_Exercise description_. Reproduce, word for word, the stretch from "- Position(s): Centre" through "Albion / 44 / (7)" in the text on footballer Robbie Reinelt.

_Text shown_.
····················
Robbie Reinelt

Personal information
- Full name: Robert Squire Reinelt
- Date of birth: 11 March 1974 (age 51)
- Place of birth: Loughton, England
- Height: 5 ft 11 in (1.80 m)
- Position(s): Centre forward

Youth career
- Aldershot

Senior career*
- Years: Team / Apps / (Gls)
- 1990–1992: Aldershot / 5 / (0)
- 1992–1993: Wivenhoe Town / 27 / (12)
- 1993–1995: Gillingham / 52 / (5)
- 1995–1997: Colchester United / 48 / (10)
- 1997–1998: Brighton & Hove Albion / 44 / (7)
- 1998: Leyton Orient / 7 / (0)
- 1998–1999: Stevenage Borough / 18 / (1)
- 1999: St Albans City
- 1999: Braintree Town
- Ford United

= Robbie Reinelt =

English footballer (born 1974)

Robert Squire Reinelt (born 11 March 1974) is an English former professional footballer. He played for Aldershot, Gillingham, Colchester United, Brighton & Hove Albion, Leyton Orient and Stevenage Borough. between 1990 and 1999.

Reinelt is best remembered for his goal that preserved Brighton's Football League status, against Hereford United in 1997.
····················
_Data to examine_.
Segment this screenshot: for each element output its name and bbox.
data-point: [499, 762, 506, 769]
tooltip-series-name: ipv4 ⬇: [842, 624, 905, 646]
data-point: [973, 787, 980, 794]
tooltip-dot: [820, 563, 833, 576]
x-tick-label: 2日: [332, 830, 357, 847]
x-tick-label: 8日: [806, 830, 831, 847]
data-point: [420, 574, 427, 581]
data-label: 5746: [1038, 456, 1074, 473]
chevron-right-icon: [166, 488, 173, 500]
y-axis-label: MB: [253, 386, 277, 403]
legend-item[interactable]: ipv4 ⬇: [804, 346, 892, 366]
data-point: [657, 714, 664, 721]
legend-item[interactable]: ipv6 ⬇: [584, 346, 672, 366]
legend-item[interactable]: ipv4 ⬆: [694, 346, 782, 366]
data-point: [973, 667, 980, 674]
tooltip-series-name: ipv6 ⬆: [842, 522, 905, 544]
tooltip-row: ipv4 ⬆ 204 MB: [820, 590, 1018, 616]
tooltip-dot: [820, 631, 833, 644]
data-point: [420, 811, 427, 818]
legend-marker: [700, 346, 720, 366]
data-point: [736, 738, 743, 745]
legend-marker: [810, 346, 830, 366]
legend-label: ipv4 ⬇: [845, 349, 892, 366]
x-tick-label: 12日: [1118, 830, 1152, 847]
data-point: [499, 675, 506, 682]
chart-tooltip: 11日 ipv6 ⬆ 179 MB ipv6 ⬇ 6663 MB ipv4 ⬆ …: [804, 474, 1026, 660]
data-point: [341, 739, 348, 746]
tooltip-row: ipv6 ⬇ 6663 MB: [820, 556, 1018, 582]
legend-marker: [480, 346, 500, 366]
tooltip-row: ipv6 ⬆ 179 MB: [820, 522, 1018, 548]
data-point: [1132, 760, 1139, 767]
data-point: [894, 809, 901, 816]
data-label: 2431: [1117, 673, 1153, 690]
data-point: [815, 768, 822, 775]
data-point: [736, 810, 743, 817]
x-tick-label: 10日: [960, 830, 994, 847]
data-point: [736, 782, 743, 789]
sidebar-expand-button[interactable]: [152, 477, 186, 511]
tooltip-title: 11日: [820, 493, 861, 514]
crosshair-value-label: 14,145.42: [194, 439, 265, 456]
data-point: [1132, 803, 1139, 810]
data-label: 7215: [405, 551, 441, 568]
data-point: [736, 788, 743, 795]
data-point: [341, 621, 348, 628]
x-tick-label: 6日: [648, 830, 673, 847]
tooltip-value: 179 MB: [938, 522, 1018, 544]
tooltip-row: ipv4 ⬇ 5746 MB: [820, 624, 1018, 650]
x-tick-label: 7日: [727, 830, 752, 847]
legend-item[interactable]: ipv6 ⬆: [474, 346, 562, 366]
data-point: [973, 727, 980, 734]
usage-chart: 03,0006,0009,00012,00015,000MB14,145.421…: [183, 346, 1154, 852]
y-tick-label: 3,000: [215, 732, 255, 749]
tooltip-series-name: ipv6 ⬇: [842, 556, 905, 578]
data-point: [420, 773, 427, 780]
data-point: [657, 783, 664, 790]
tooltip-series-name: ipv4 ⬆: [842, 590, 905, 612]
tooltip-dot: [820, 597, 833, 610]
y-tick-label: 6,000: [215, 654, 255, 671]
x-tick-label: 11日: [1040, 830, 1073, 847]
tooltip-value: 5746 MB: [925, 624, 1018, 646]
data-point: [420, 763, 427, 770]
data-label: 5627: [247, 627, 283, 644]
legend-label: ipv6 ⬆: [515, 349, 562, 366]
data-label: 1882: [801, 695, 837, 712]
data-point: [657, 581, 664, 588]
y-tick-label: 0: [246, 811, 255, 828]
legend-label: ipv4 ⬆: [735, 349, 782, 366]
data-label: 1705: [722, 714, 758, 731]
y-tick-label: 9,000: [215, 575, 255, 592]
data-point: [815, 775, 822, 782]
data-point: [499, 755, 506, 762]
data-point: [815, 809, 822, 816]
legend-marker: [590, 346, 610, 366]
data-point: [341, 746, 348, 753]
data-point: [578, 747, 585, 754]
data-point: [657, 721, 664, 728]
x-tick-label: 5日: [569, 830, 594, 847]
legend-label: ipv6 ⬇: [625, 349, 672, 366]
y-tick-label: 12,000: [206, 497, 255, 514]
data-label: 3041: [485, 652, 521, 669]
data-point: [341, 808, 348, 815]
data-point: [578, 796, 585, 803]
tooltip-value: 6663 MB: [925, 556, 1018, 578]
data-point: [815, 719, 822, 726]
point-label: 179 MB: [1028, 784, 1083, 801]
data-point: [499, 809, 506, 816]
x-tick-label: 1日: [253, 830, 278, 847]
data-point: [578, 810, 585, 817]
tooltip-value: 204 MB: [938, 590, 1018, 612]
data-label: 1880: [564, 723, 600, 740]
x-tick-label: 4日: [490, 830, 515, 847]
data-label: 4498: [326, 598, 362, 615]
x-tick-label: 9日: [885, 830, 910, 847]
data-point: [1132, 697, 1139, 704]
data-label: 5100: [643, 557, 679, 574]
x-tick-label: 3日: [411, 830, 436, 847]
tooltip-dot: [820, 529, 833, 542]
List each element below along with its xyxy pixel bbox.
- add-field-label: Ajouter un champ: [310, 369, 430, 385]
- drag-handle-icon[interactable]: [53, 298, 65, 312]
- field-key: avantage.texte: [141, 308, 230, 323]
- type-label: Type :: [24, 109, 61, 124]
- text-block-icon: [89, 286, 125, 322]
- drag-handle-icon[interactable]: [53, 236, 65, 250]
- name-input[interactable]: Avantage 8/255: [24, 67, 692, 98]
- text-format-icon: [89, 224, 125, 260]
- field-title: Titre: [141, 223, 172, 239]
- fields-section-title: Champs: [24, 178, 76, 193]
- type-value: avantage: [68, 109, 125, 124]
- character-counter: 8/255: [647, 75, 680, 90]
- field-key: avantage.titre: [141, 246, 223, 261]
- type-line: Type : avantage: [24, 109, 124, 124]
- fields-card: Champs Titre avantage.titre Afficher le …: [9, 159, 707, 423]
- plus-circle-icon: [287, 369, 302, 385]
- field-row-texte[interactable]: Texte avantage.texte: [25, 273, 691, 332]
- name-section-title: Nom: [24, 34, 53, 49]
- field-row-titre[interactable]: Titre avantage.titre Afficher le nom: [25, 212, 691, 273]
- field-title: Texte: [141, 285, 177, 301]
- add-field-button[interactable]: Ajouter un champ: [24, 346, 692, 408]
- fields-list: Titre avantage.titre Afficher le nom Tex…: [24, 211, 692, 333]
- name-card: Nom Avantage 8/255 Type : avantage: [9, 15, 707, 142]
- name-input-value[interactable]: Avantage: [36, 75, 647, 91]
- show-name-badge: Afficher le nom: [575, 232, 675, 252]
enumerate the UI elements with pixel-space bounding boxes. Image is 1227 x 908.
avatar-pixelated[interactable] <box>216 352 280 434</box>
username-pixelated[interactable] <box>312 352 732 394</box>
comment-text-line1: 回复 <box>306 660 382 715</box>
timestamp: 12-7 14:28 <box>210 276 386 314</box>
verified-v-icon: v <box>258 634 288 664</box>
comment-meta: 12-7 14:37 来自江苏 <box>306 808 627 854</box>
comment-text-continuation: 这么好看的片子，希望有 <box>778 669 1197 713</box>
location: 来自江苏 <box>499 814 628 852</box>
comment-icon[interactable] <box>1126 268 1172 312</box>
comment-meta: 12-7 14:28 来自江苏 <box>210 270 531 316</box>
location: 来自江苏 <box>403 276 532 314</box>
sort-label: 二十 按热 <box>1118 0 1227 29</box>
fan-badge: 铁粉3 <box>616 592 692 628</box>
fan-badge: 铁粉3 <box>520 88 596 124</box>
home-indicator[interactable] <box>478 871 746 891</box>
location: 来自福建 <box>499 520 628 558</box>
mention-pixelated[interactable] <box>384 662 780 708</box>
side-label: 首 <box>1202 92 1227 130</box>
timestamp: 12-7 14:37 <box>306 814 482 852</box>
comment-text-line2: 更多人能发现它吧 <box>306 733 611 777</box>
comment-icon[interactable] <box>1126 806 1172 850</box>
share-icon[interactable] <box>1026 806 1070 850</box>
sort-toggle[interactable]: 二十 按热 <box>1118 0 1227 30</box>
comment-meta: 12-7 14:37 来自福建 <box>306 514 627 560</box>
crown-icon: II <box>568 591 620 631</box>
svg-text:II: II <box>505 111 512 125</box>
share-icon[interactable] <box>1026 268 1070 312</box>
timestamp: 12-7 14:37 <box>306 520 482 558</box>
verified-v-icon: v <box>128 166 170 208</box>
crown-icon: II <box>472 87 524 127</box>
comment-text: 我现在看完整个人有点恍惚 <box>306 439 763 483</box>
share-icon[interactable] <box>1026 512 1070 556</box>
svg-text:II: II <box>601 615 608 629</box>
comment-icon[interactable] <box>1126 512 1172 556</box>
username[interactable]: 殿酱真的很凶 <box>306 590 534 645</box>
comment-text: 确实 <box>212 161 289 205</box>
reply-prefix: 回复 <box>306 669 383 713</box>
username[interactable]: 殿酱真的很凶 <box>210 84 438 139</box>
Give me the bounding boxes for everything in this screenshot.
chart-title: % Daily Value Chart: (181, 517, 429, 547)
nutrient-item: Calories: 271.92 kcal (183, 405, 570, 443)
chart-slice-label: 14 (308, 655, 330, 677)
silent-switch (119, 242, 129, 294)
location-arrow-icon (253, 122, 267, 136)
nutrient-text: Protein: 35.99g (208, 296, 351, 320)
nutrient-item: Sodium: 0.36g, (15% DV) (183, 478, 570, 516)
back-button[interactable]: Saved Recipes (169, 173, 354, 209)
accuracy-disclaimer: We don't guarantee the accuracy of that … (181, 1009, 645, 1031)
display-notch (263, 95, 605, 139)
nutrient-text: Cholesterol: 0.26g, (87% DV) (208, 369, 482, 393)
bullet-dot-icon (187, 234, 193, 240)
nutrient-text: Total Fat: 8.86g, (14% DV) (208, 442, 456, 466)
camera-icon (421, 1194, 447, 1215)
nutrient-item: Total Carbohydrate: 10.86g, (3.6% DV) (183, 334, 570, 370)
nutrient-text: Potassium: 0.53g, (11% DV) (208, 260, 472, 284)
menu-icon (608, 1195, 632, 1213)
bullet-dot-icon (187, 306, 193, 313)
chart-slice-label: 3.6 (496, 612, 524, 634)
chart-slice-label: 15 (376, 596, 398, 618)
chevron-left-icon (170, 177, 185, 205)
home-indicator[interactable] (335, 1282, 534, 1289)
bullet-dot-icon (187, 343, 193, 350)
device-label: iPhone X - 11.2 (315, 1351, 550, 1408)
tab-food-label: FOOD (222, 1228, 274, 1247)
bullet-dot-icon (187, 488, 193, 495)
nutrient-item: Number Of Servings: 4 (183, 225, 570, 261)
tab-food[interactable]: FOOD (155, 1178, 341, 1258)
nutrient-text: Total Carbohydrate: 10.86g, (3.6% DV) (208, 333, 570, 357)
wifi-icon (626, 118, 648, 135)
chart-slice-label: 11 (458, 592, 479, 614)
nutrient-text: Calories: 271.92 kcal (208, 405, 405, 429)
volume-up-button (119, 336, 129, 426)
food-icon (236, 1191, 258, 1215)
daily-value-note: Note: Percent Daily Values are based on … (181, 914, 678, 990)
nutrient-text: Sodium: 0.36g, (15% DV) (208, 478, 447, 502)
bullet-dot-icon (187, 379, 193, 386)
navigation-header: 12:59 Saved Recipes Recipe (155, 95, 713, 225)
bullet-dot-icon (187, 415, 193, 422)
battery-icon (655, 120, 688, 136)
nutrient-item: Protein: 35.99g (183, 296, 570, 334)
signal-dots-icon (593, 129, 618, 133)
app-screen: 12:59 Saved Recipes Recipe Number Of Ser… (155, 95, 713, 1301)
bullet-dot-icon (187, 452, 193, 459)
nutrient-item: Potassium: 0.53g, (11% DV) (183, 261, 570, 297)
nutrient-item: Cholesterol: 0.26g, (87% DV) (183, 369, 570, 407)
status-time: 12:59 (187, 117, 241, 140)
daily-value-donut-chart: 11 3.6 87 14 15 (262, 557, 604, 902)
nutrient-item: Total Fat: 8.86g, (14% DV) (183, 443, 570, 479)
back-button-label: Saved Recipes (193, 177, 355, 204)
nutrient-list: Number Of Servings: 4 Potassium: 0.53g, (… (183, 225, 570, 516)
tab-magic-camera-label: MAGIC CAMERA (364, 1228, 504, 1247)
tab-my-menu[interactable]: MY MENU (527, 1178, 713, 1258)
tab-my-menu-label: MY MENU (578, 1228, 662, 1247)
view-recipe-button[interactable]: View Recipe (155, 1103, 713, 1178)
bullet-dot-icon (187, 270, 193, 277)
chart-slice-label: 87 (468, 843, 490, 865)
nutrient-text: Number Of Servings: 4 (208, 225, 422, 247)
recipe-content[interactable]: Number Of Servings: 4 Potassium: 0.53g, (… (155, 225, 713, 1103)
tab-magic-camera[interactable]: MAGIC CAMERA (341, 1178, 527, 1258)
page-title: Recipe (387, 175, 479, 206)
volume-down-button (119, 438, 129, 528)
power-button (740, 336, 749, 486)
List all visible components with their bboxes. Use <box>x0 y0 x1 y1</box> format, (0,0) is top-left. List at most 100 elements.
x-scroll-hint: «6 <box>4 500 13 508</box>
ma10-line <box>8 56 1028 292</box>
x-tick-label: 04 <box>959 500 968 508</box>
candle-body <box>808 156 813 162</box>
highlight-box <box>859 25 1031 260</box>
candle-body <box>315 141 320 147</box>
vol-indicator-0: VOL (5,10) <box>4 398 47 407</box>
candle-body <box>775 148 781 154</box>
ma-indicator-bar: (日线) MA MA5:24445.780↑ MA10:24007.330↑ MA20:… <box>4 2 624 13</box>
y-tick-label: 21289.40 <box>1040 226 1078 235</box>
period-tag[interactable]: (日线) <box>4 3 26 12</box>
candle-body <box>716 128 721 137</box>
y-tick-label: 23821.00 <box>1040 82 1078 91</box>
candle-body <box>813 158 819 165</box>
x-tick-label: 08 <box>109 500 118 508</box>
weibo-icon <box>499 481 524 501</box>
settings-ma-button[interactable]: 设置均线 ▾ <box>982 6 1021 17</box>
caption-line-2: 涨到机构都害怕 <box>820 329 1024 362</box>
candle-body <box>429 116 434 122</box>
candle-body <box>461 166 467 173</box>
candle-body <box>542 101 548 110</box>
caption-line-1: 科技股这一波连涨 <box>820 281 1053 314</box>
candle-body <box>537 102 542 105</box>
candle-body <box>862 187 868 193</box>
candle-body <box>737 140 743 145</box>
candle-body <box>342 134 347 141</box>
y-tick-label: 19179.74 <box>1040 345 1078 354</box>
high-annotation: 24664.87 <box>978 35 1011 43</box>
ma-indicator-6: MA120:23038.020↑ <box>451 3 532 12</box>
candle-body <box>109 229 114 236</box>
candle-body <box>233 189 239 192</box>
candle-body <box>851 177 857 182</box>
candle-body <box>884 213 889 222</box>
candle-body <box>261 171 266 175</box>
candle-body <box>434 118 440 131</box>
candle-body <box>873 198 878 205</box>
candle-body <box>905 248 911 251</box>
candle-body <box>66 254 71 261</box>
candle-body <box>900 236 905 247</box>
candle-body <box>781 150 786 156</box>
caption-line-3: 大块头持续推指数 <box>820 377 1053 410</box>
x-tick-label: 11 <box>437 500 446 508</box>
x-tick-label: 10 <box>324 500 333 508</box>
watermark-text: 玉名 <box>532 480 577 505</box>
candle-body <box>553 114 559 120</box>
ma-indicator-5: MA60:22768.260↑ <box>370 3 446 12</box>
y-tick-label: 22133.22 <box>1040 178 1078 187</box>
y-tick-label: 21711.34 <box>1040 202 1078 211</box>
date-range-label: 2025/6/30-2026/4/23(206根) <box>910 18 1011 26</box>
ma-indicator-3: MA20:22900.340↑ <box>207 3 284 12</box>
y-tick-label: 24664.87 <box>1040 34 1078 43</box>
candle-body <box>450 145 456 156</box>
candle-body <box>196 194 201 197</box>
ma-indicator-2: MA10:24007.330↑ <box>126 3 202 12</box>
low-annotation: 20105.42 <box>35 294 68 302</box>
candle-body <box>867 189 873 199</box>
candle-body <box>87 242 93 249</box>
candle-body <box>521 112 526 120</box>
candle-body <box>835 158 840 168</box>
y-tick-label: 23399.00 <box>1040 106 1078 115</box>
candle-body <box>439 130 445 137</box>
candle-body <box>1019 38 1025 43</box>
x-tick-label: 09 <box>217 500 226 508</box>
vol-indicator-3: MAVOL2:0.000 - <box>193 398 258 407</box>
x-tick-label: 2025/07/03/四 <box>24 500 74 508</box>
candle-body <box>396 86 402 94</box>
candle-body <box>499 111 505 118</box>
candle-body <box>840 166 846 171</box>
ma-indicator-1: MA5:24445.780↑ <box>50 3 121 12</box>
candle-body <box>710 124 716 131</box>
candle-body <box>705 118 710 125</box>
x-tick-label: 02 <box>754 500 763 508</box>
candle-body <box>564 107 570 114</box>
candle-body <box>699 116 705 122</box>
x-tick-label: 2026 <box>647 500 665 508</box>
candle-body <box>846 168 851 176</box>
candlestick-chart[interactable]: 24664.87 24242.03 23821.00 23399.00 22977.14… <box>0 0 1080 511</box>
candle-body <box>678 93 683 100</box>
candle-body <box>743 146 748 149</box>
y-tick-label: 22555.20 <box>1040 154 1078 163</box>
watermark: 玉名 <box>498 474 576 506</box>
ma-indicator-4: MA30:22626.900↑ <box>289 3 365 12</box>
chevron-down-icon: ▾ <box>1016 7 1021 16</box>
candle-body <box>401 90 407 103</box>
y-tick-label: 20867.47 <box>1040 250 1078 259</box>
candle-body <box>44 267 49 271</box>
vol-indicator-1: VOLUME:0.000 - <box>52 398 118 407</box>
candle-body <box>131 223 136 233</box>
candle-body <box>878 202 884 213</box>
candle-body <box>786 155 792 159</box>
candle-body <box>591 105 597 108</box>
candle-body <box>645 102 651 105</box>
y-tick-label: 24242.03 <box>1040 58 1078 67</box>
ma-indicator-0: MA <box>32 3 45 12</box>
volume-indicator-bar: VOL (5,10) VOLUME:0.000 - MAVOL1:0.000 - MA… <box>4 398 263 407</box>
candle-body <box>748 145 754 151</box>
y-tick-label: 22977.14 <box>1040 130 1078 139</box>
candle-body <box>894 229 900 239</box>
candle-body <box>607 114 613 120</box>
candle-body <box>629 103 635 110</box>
····················
_Result for this exercise_.
- Position(s): Centre forward

Youth career
- Aldershot

Senior career*
- Years: Team / Apps / (Gls)
- 1990–1992: Aldershot / 5 / (0)
- 1992–1993: Wivenhoe Town / 27 / (12)
- 1993–1995: Gillingham / 52 / (5)
- 1995–1997: Colchester United / 48 / (10)
- 1997–1998: Brighton & Hove Albion / 44 / (7)